-- Goal --
In the entries below, find every line with "解不等式组" and copy it.
━━ Extracted records
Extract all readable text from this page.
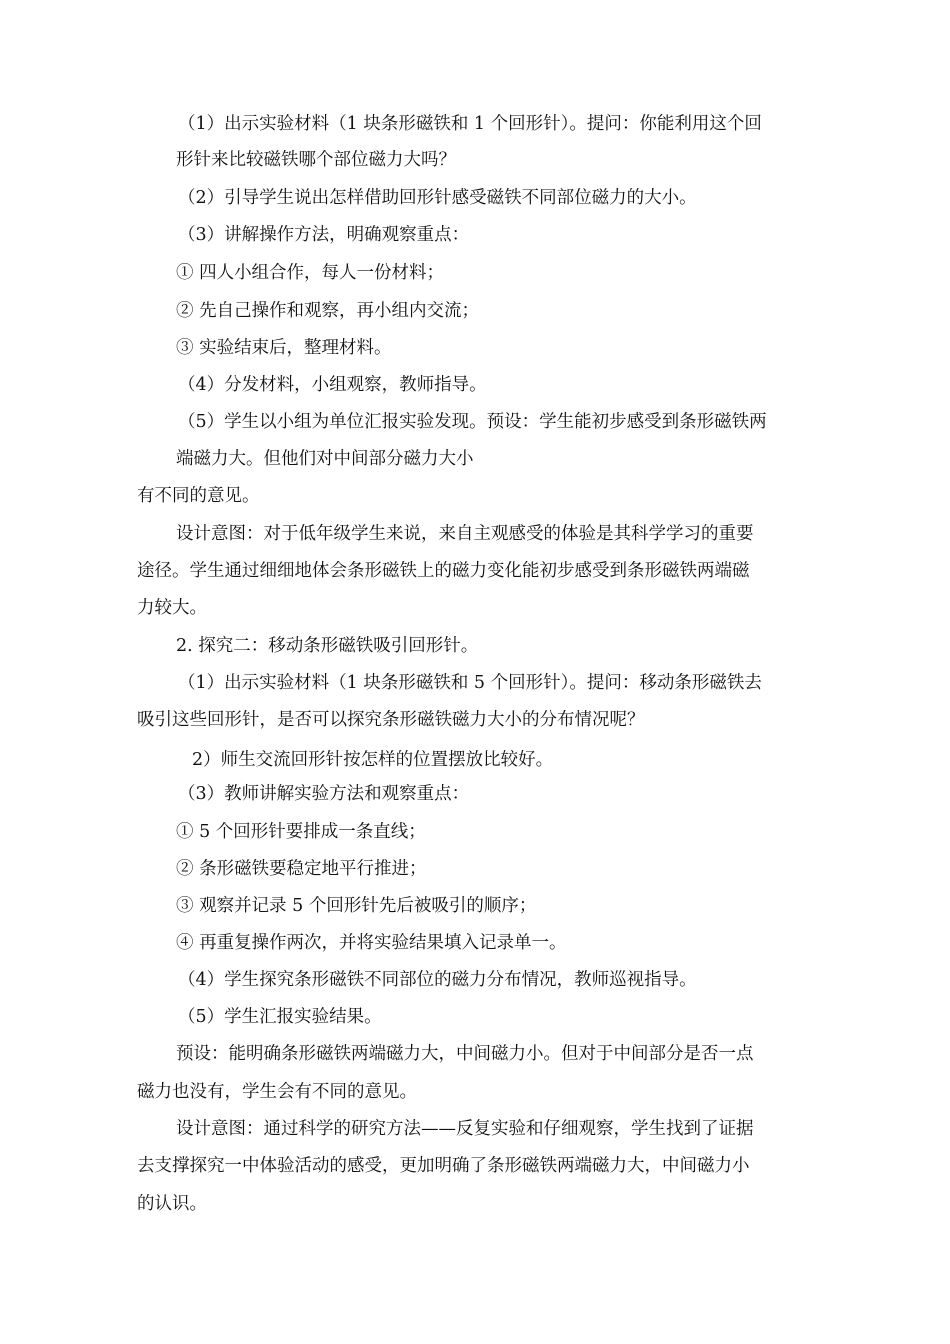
（1）出示实验材料（1 块条形磁铁和 1 个回形针）。提问：你能利用这个回
形针来比较磁铁哪个部位磁力大吗？
（2）引导学生说出怎样借助回形针感受磁铁不同部位磁力的大小。
（3）讲解操作方法，明确观察重点：
① 四人小组合作，每人一份材料；
② 先自己操作和观察，再小组内交流；
③ 实验结束后，整理材料。
（4）分发材料，小组观察，教师指导。
（5）学生以小组为单位汇报实验发现。预设：学生能初步感受到条形磁铁两
端磁力大。但他们对中间部分磁力大小
有不同的意见。
设计意图：对于低年级学生来说，来自主观感受的体验是其科学学习的重要
途径。学生通过细细地体会条形磁铁上的磁力变化能初步感受到条形磁铁两端磁
力较大。
2. 探究二：移动条形磁铁吸引回形针。
（1）出示实验材料（1 块条形磁铁和 5 个回形针）。提问：移动条形磁铁去
吸引这些回形针，是否可以探究条形磁铁磁力大小的分布情况呢？
2）师生交流回形针按怎样的位置摆放比较好。
（3）教师讲解实验方法和观察重点：
① 5 个回形针要排成一条直线；
② 条形磁铁要稳定地平行推进；
③ 观察并记录 5 个回形针先后被吸引的顺序；
④ 再重复操作两次，并将实验结果填入记录单一。
（4）学生探究条形磁铁不同部位的磁力分布情况，教师巡视指导。
（5）学生汇报实验结果。
预设：能明确条形磁铁两端磁力大，中间磁力小。但对于中间部分是否一点
磁力也没有，学生会有不同的意见。
设计意图：通过科学的研究方法——反复实验和仔细观察，学生找到了证据
去支撑探究一中体验活动的感受，更加明确了条形磁铁两端磁力大，中间磁力小
的认识。
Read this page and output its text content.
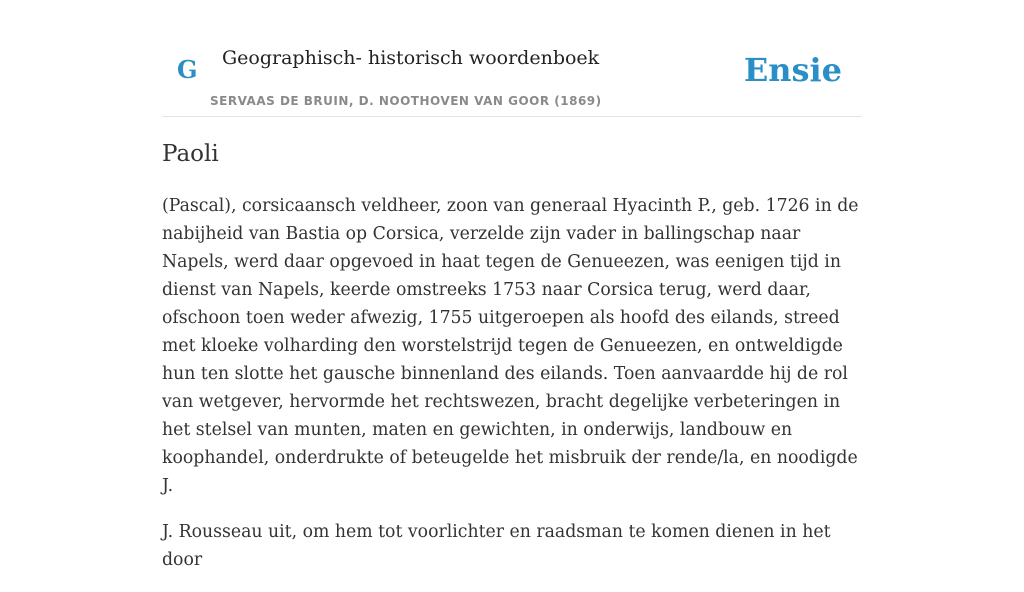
G Geographisch- historisch woordenboek
SERVAAS DE BRUIN, D. NOOTHOVEN VAN GOOR (1869)
Ensie
Paoli

(Pascal), corsicaansch veldheer, zoon van generaal Hyacinth P., geb. 1726 in de nabijheid van Bastia op Corsica, verzelde zijn vader in ballingschap naar Napels, werd daar opgevoed in haat tegen de Genueezen, was eenigen tijd in dienst van Napels, keerde omstreeks 1753 naar Corsica terug, werd daar, ofschoon toen weder afwezig, 1755 uitgeroepen als hoofd des eilands, streed met kloeke volharding den worstelstrijd tegen de Genueezen, en ontweldigde hun ten slotte het gausche binnenland des eilands. Toen aanvaardde hij de rol van wetgever, hervormde het rechtswezen, bracht degelijke verbeteringen in het stelsel van munten, maten en gewichten, in onderwijs, landbouw en koophandel, onderdrukte of beteugelde het misbruik der rende/la, en noodigde J.

J. Rousseau uit, om hem tot voorlichter en raadsman te komen dienen in het door
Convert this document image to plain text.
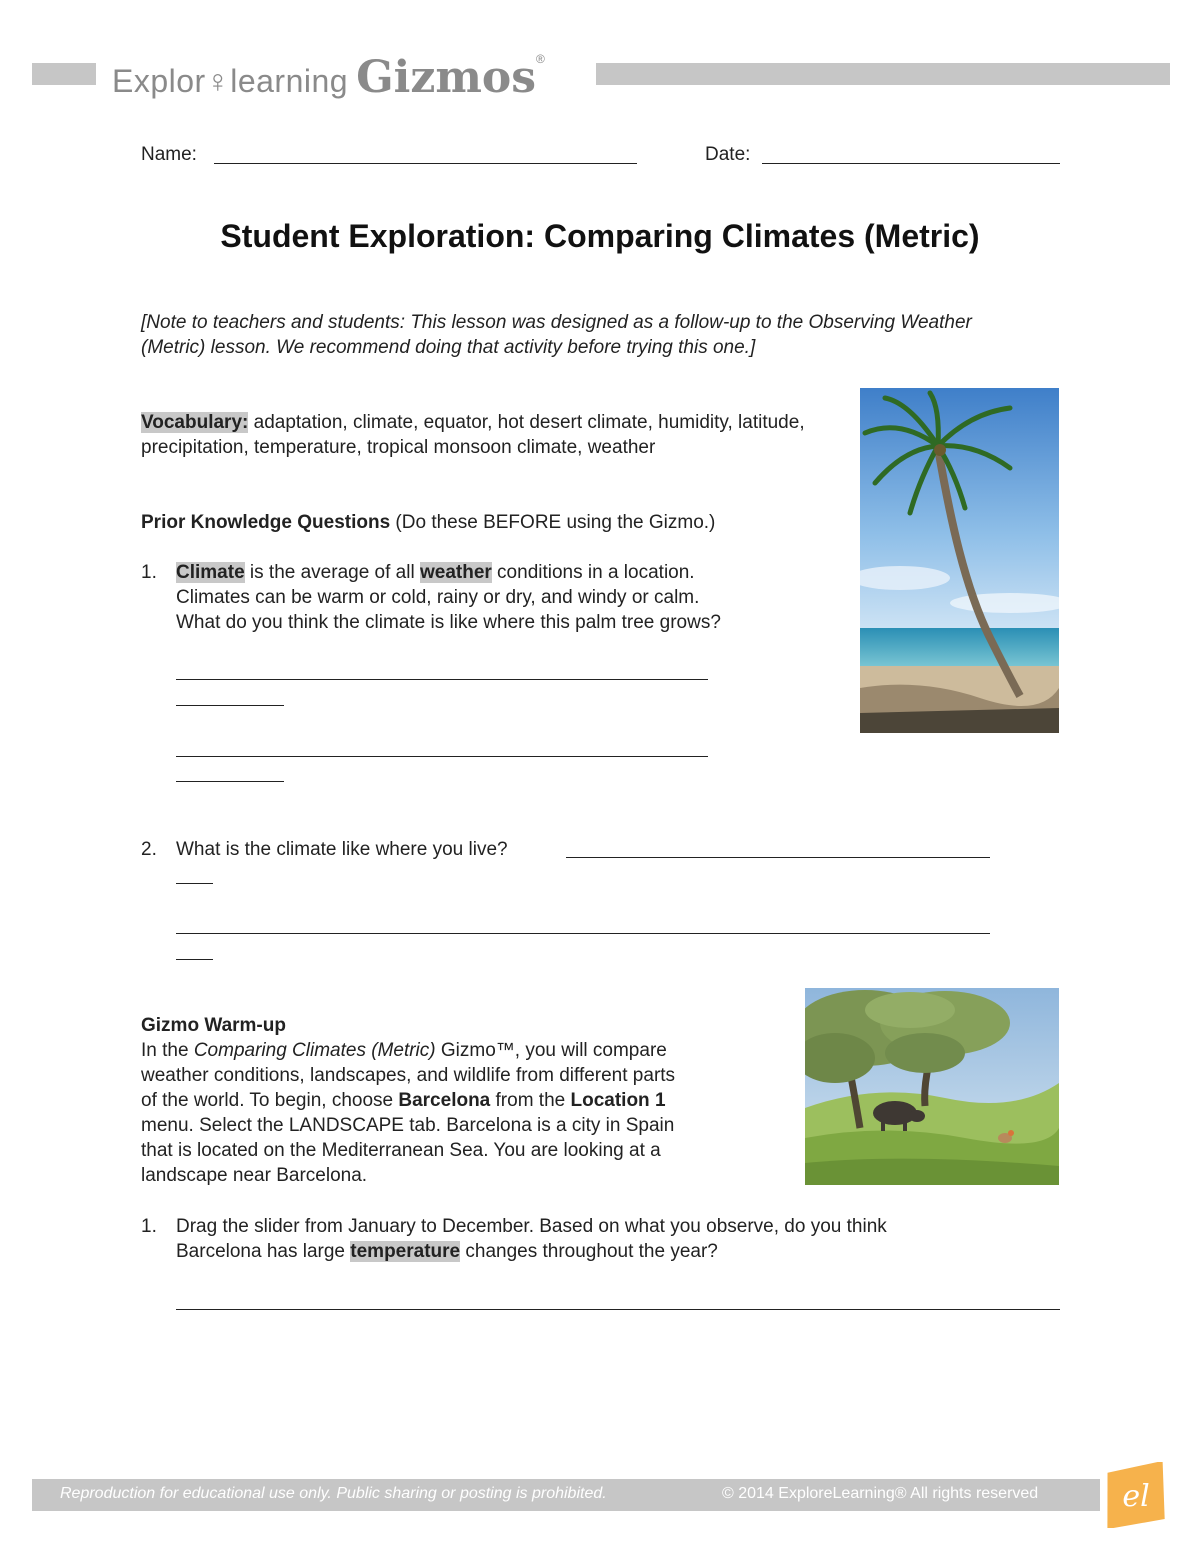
Explor♀learning Gizmos®
Name:	Date:
Student Exploration: Comparing Climates (Metric)
[Note to teachers and students: This lesson was designed as a follow-up to the Observing Weather (Metric) lesson. We recommend doing that activity before trying this one.]
Vocabulary: adaptation, climate, equator, hot desert climate, humidity, latitude, precipitation, temperature, tropical monsoon climate, weather
Prior Knowledge Questions (Do these BEFORE using the Gizmo.)
1. Climate is the average of all weather conditions in a location.
Climates can be warm or cold, rainy or dry, and windy or calm.
What do you think the climate is like where this palm tree grows?
2. What is the climate like where you live?
Gizmo Warm-up
In the Comparing Climates (Metric) Gizmo™, you will compare
weather conditions, landscapes, and wildlife from different parts
of the world. To begin, choose Barcelona from the Location 1
menu. Select the LANDSCAPE tab. Barcelona is a city in Spain
that is located on the Mediterranean Sea. You are looking at a
landscape near Barcelona.
1. Drag the slider from January to December. Based on what you observe, do you think
Barcelona has large temperature changes throughout the year?
Reproduction for educational use only. Public sharing or posting is prohibited.	© 2014 ExploreLearning® All rights reserved	el
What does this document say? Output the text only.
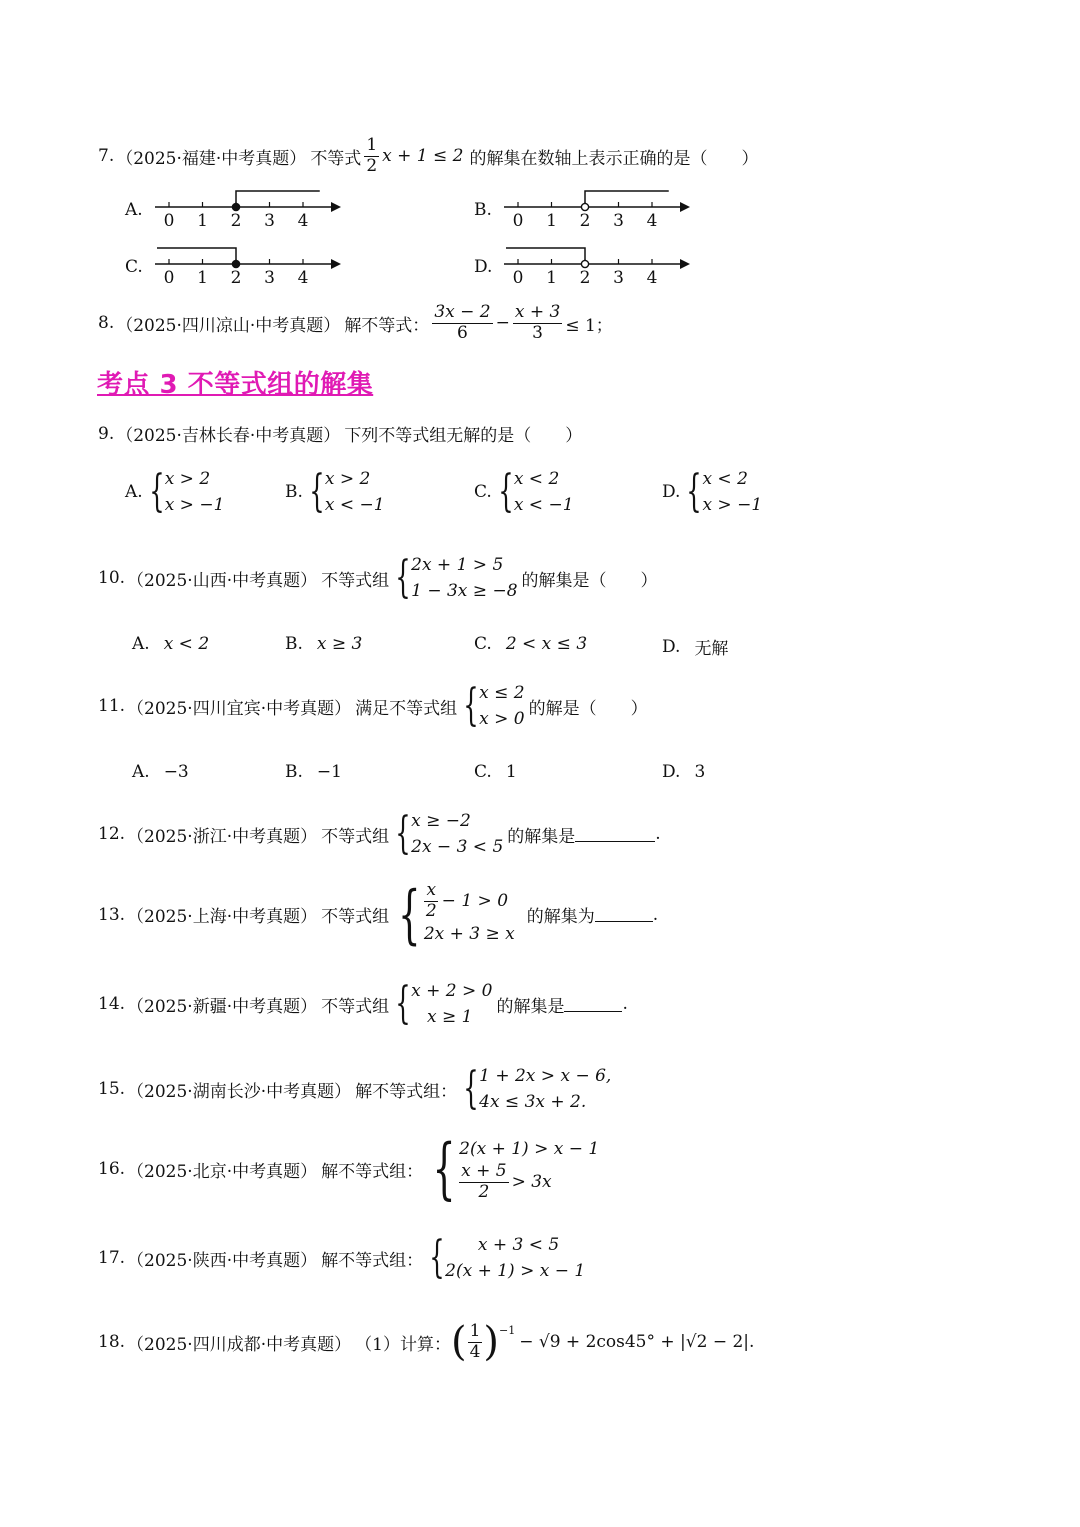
7. （2025·福建·中考真题） 不等式 $\frac{1}{2}$ x + 1 ≤ 2 的解集在数轴上表示正确的是（　　）
A.
0 1 2 3 4
B.
0 1 2 3 4
C.
0 1 2 3 4
D.
0 1 2 3 4
8. （2025·四川凉山·中考真题） 解不等式： $\frac{3x - 2}{6} - \frac{x + 3}{3} \le 1$；
考点 3 不等式组的解集
9. （2025·吉林长春·中考真题） 下列不等式组无解的是（　　）
A. { x > 2
x > −1
B. { x > 2
x < −1
C. { x < 2
x < −1
D. { x < 2
x > −1
10. （2025·山西·中考真题） 不等式组 { 2x + 1 > 5
1 − 3x ≥ −8
的解集是（　　）
A. x < 2	B. x ≥ 3	C. 2 < x ≤ 3	D. 无解
11. （2025·四川宜宾·中考真题） 满足不等式组 { x ≤ 2
x > 0
的解是（　　）
A. −3	B. −1	C. 1	D. 3
12. （2025·浙江·中考真题） 不等式组 { x ≥ −2
2x − 3 < 5
的解集是	.
13. （2025·上海·中考真题） 不等式组 { $\frac{x}{2} - 1 > 0$
2x + 3 ≥ x
的解集为	.
14. （2025·新疆·中考真题） 不等式组 { x + 2 > 0
x ≥ 1
的解集是	.
15. （2025·湖南长沙·中考真题） 解不等式组： { 1 + 2x > x − 6,
4x ≤ 3x + 2.
16. （2025·北京·中考真题） 解不等式组： { 2(x + 1) > x − 1
$\frac{x + 5}{2} > 3x$
17. （2025·陕西·中考真题） 解不等式组： { x + 3 < 5
2(x + 1) > x − 1
18. （2025·四川成都·中考真题） （1）计算： ( $\frac{1}{4}$ ) −1
− √9 + 2cos45° + |√2 − 2|.
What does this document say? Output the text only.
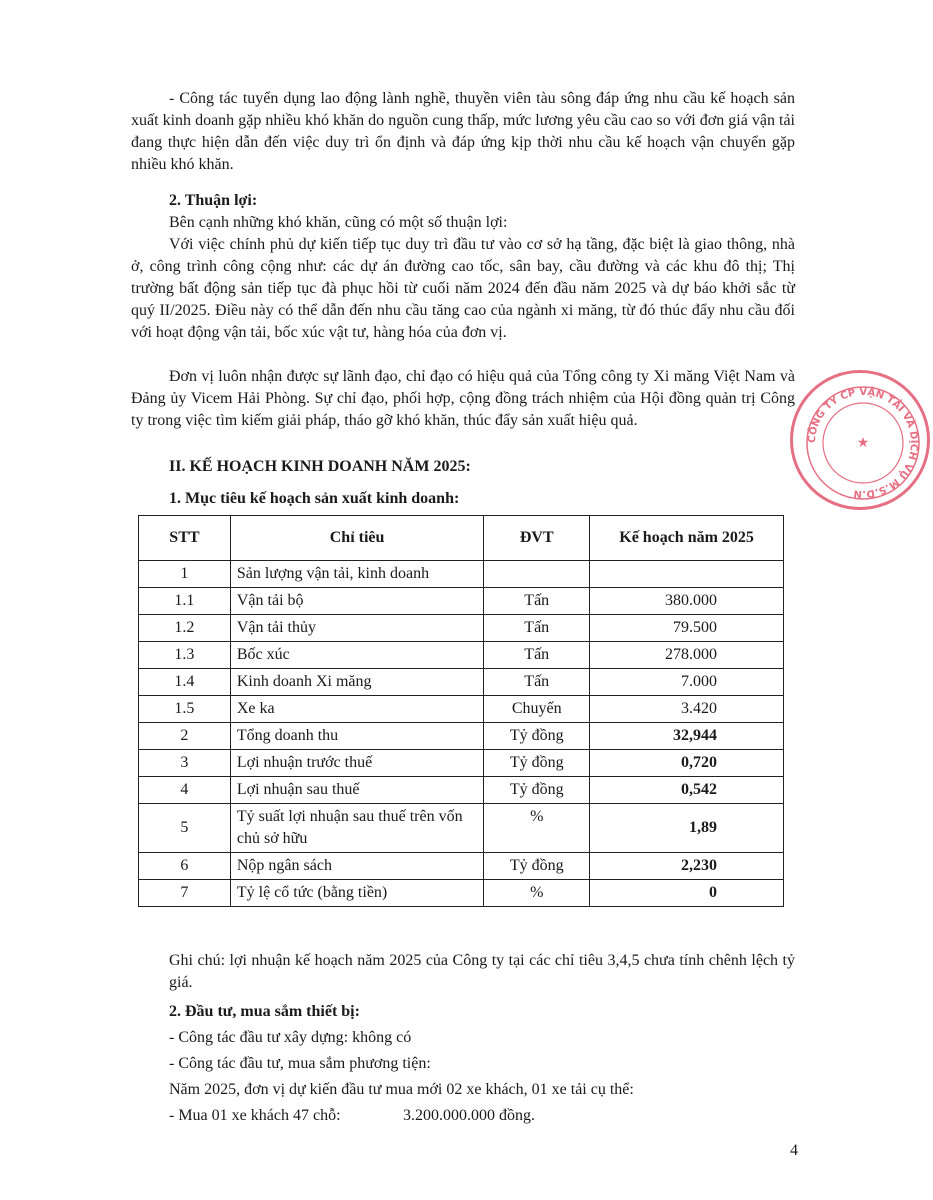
- Công tác tuyển dụng lao động lành nghề, thuyền viên tàu sông đáp ứng nhu cầu kế hoạch sản xuất kinh doanh gặp nhiều khó khăn do nguồn cung thấp, mức lương yêu cầu cao so với đơn giá vận tải đang thực hiện dẫn đến việc duy trì ổn định và đáp ứng kịp thời nhu cầu kế hoạch vận chuyển gặp nhiều khó khăn.

2. Thuận lợi:

Bên cạnh những khó khăn, cũng có một số thuận lợi:

Với việc chính phủ dự kiến tiếp tục duy trì đầu tư vào cơ sở hạ tầng, đặc biệt là giao thông, nhà ở, công trình công cộng như: các dự án đường cao tốc, sân bay, cầu đường và các khu đô thị; Thị trường bất động sản tiếp tục đà phục hồi từ cuối năm 2024 đến đầu năm 2025 và dự báo khởi sắc từ quý II/2025. Điều này có thể dẫn đến nhu cầu tăng cao của ngành xi măng, từ đó thúc đẩy nhu cầu đối với hoạt động vận tải, bốc xúc vật tư, hàng hóa của đơn vị.

Đơn vị luôn nhận được sự lãnh đạo, chỉ đạo có hiệu quả của Tổng công ty Xi măng Việt Nam và Đảng ủy Vicem Hải Phòng. Sự chỉ đạo, phối hợp, cộng đồng trách nhiệm của Hội đồng quản trị Công ty trong việc tìm kiếm giải pháp, tháo gỡ khó khăn, thúc đẩy sản xuất hiệu quả.

II. KẾ HOẠCH KINH DOANH NĂM 2025:

1. Mục tiêu kế hoạch sản xuất kinh doanh:

STT	Chỉ tiêu	ĐVT	Kế hoạch năm 2025
1	Sản lượng vận tải, kinh doanh		
1.1	Vận tải bộ	Tấn	380.000
1.2	Vận tải thủy	Tấn	79.500
1.3	Bốc xúc	Tấn	278.000
1.4	Kinh doanh Xi măng	Tấn	7.000
1.5	Xe ka	Chuyến	3.420
2	Tổng doanh thu	Tỷ đồng	32,944
3	Lợi nhuận trước thuế	Tỷ đồng	0,720
4	Lợi nhuận sau thuế	Tỷ đồng	0,542
5	Tỷ suất lợi nhuận sau thuế trên vốn chủ sở hữu	%	1,89
6	Nộp ngân sách	Tỷ đồng	2,230
7	Tỷ lệ cổ tức (bằng tiền)	%	0

Ghi chú: lợi nhuận kế hoạch năm 2025 của Công ty tại các chỉ tiêu 3,4,5 chưa tính chênh lệch tỷ giá.

2. Đầu tư, mua sắm thiết bị:

- Công tác đầu tư xây dựng: không có

- Công tác đầu tư, mua sắm phương tiện:

Năm 2025, đơn vị dự kiến đầu tư mua mới 02 xe khách, 01 xe tải cụ thể:

- Mua 01 xe khách 47 chỗ:	3.200.000.000 đồng.

4
CÔNG TY CP VẬN TẢI VÀ DỊCH VỤ M.S.D.N
★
━━━━
-- Problem solution --
15. （2025·湖南长沙·中考真题） 解不等式组： { 1 + 2x > x − 6,
16. （2025·北京·中考真题） 解不等式组： { 2(x + 1) > x − 1
17. （2025·陕西·中考真题） 解不等式组： { x + 3 < 5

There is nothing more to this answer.